** begin Records shown **
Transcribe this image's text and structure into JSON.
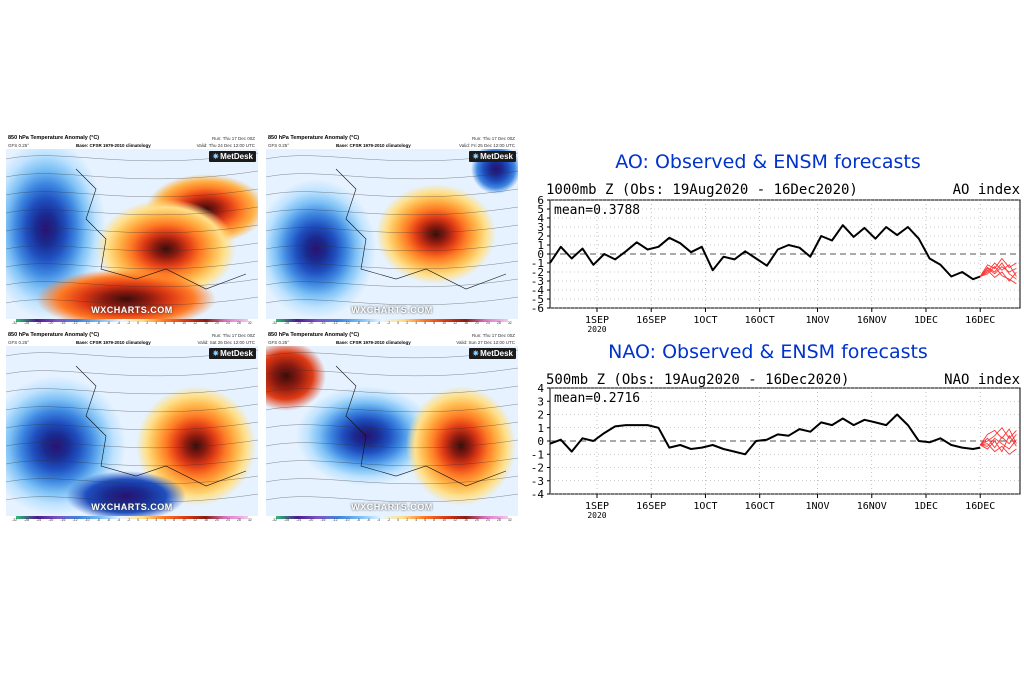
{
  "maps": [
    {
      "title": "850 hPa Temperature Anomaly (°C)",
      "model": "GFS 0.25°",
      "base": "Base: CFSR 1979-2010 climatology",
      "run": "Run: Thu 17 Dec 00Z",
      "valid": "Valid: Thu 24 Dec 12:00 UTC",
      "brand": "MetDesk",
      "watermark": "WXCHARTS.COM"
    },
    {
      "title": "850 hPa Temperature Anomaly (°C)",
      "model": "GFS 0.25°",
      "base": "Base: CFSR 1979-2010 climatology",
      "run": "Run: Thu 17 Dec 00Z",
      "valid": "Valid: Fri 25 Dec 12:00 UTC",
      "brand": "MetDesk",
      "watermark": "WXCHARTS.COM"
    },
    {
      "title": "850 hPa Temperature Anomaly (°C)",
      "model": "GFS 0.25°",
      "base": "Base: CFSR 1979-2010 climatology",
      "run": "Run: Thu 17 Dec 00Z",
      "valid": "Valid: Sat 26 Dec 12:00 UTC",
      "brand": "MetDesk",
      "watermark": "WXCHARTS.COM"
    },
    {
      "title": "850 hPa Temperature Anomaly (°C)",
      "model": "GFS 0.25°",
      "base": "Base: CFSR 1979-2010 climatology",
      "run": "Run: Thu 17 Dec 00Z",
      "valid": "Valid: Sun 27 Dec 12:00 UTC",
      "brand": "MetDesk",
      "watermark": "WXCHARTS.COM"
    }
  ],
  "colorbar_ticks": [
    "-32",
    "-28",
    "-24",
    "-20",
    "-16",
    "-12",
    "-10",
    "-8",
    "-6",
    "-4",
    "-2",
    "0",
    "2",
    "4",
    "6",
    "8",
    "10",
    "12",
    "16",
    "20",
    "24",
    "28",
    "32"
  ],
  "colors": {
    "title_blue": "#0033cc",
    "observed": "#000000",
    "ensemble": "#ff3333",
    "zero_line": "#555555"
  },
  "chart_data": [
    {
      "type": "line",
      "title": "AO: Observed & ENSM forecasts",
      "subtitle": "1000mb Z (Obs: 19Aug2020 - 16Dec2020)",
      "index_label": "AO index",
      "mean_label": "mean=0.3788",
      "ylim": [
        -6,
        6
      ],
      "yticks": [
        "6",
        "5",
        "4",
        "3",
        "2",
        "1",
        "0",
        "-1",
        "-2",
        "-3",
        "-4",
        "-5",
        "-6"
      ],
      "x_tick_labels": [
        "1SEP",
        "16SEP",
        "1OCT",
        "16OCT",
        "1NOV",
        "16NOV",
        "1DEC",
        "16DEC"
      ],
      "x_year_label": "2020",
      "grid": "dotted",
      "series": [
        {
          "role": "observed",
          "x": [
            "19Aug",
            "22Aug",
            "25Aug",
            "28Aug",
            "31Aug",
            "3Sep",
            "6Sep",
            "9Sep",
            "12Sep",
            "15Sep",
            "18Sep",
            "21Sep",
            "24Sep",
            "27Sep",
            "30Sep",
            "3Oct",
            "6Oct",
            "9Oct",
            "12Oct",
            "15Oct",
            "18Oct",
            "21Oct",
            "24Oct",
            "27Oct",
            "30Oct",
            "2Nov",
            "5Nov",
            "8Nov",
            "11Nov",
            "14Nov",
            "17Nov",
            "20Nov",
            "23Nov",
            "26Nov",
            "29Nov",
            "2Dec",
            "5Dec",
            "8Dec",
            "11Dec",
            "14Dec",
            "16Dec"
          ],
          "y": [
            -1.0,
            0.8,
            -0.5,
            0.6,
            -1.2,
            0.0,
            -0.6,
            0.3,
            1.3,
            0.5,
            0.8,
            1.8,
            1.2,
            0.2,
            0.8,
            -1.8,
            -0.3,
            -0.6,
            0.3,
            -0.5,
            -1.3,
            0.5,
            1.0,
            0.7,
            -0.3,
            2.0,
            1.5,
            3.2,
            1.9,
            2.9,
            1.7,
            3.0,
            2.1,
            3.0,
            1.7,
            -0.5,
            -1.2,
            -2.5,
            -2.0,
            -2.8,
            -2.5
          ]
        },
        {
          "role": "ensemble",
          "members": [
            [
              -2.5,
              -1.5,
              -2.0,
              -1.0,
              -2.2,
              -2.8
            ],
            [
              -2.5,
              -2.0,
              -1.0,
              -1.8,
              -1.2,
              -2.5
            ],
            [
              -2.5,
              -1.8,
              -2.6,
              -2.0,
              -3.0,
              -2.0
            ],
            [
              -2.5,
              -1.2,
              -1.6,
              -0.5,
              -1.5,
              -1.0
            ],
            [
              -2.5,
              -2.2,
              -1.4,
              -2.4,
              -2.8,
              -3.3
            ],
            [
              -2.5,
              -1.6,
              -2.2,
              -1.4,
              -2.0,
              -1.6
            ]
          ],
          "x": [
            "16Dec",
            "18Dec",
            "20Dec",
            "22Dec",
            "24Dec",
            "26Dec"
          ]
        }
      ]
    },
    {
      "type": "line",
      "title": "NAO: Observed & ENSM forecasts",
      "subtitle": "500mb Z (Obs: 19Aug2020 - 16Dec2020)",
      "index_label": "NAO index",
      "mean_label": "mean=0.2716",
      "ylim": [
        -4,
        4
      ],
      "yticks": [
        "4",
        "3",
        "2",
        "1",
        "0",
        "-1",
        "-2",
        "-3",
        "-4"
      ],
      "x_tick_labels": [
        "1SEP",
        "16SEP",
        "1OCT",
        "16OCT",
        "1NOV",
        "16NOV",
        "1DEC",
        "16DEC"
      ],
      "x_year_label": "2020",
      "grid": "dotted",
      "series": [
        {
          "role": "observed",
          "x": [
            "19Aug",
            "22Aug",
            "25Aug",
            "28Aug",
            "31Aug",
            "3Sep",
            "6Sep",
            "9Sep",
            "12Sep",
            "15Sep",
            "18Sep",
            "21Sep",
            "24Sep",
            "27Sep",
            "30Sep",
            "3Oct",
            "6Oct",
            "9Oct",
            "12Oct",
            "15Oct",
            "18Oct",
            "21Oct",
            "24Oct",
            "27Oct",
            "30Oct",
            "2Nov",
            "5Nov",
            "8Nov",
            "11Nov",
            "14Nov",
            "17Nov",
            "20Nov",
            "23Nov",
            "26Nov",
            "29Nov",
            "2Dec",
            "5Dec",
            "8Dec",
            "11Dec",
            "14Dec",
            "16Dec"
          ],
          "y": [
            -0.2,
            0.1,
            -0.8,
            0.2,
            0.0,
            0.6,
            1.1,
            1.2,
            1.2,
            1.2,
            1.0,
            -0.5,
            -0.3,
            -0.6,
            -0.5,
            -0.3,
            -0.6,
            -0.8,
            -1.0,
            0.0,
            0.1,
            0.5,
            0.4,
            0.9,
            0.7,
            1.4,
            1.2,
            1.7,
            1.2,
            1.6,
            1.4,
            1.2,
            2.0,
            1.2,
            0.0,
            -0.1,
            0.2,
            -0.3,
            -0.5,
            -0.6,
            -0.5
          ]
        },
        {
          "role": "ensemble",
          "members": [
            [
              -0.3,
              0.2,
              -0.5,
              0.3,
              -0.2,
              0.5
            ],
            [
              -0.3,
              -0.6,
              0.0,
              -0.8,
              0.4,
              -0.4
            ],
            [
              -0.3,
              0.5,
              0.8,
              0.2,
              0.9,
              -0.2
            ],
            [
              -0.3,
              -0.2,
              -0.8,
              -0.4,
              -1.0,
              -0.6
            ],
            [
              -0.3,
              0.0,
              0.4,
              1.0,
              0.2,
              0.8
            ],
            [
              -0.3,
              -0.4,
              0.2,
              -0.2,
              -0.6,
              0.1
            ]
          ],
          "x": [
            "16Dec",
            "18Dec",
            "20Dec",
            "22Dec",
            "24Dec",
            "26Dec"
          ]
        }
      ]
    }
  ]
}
** end Records shown **
** begin Records shown **
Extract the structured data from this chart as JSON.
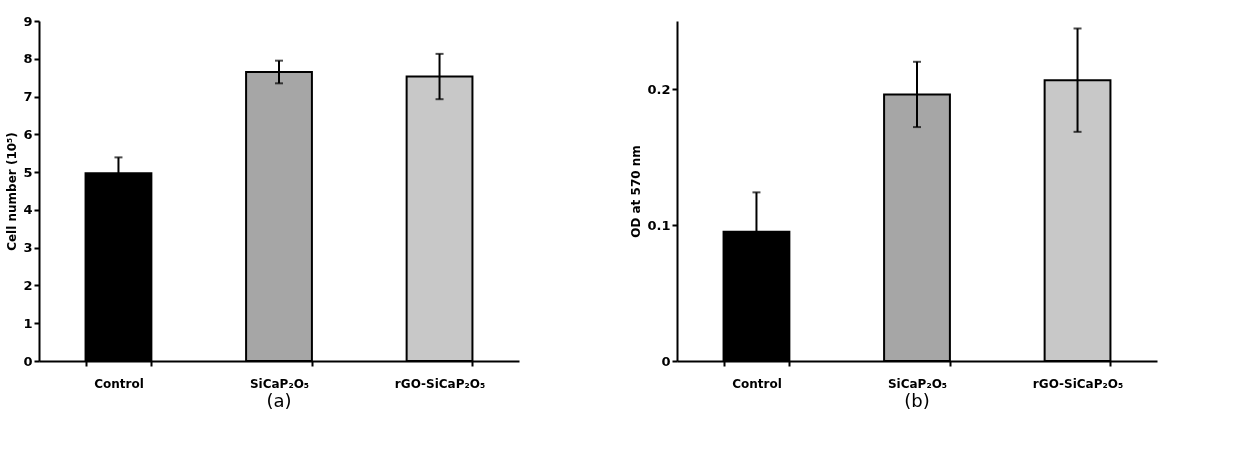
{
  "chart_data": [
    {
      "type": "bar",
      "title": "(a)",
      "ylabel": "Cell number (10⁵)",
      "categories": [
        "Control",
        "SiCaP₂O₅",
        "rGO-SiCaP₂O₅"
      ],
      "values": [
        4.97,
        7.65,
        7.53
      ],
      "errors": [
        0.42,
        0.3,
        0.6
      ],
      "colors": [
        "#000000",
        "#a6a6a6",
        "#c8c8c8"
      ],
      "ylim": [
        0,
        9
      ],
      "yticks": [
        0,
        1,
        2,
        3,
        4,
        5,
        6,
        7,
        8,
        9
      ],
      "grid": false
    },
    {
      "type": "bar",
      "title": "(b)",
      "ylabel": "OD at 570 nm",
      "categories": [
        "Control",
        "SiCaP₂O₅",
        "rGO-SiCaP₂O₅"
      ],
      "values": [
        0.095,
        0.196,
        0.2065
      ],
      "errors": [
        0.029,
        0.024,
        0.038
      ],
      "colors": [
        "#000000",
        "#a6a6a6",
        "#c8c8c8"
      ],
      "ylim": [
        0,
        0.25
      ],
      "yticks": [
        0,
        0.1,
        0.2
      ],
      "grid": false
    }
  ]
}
** end Records shown **
** begin Records shown **
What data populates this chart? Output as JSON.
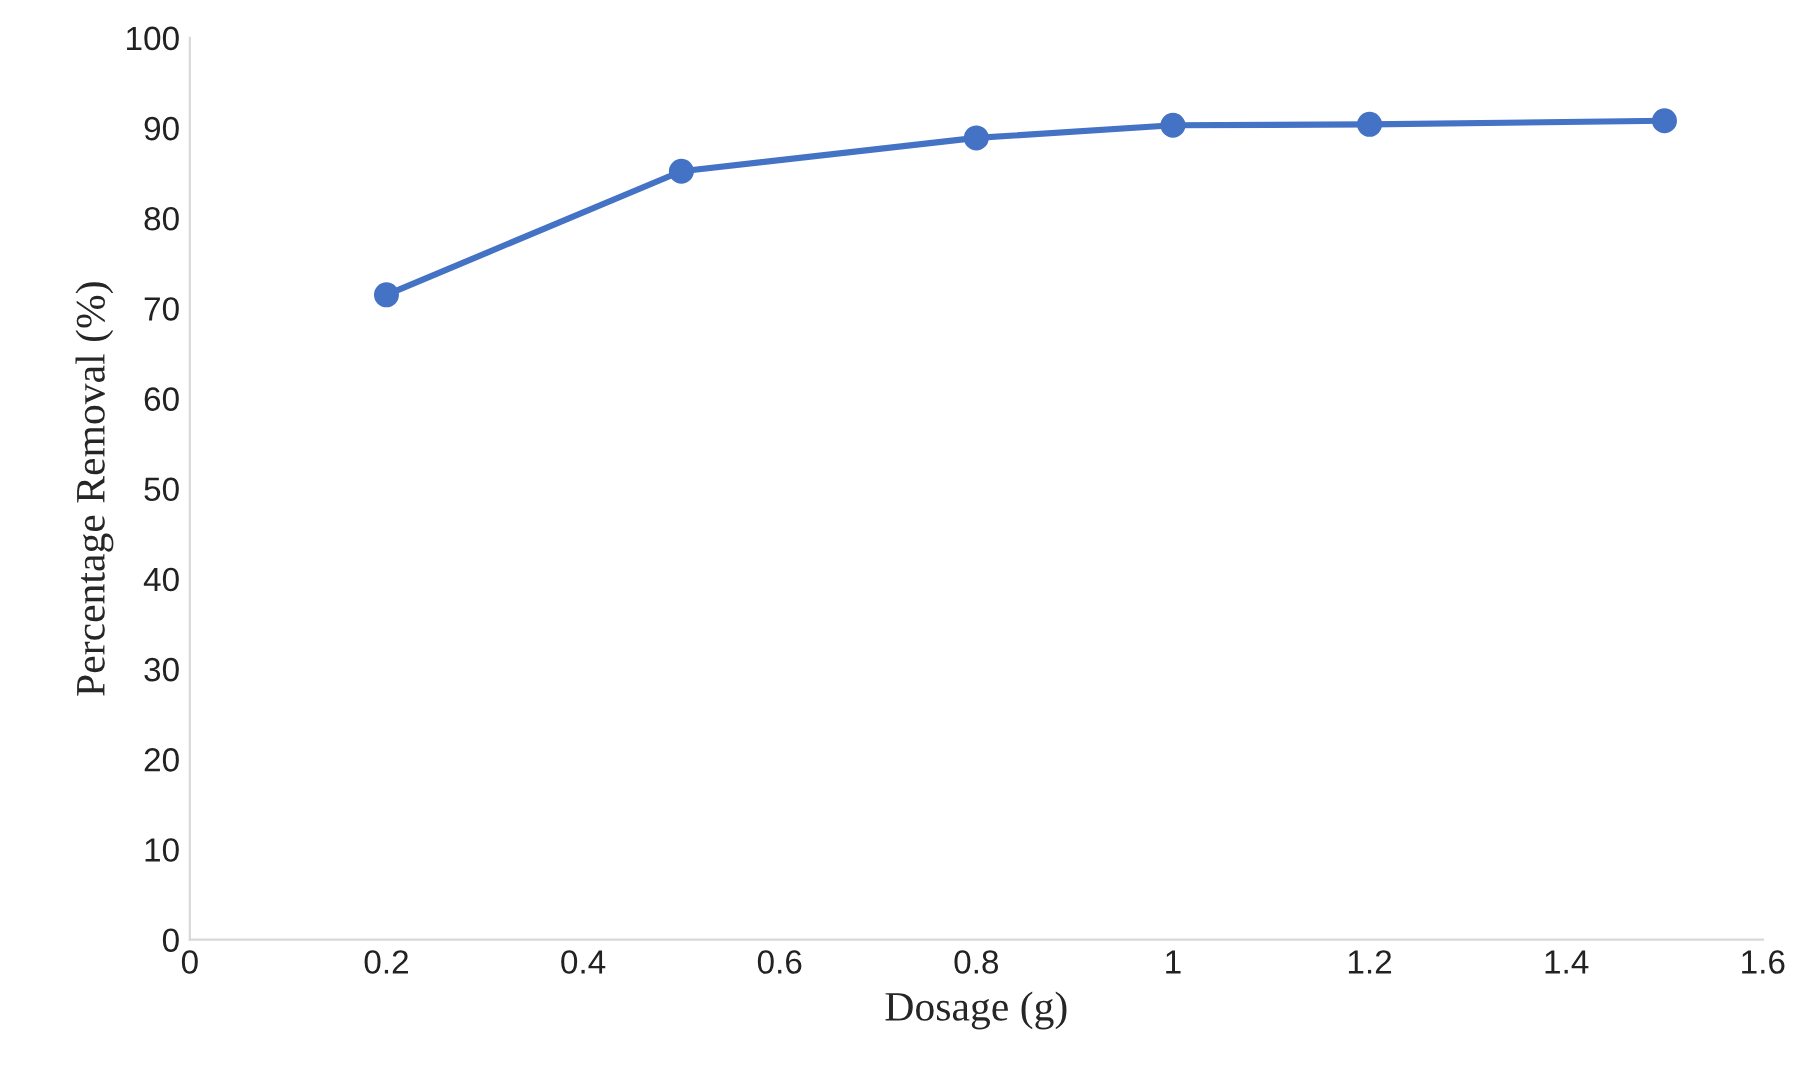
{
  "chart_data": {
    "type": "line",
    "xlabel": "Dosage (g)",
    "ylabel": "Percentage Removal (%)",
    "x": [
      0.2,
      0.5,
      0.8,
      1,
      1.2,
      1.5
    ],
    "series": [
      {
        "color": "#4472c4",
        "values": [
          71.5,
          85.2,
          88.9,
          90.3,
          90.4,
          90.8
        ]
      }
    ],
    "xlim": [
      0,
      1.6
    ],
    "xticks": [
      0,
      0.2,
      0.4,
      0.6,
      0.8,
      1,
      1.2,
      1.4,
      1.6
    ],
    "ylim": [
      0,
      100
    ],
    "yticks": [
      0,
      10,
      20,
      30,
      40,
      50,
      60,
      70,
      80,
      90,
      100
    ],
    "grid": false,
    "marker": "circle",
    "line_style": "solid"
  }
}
** end Records shown **
__Problem details__: Of the lines in this listing, how many contain "ENSM"? Reply with the number and nothing more.

__Result for this exercise__: 2